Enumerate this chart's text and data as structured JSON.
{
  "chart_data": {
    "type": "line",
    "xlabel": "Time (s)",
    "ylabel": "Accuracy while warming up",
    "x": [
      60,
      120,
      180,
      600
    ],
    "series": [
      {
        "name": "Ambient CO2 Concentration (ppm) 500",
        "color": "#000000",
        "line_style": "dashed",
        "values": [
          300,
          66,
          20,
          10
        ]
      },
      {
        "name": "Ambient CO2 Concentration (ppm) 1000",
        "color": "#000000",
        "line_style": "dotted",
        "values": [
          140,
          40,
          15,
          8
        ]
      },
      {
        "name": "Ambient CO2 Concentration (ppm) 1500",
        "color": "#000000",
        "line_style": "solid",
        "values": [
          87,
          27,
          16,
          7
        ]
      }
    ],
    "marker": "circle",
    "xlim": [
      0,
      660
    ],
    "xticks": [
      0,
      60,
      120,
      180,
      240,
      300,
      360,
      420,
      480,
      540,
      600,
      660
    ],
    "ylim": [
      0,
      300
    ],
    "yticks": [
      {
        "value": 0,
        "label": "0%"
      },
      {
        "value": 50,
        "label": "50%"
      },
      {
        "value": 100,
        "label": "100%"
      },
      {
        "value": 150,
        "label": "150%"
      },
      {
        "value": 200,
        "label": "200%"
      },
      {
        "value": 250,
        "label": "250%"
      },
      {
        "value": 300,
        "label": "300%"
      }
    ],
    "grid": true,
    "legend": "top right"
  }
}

○ ○ ○ ○ ○

### EXERCISE OBJECTIVE
Check each line above for the string "name", then copy the ones that have it.

### CORRECT RESPONSE
        "name": "Ambient CO2 Concentration (ppm) 500",
        "name": "Ambient CO2 Concentration (ppm) 1000",
        "name": "Ambient CO2 Concentration (ppm) 1500",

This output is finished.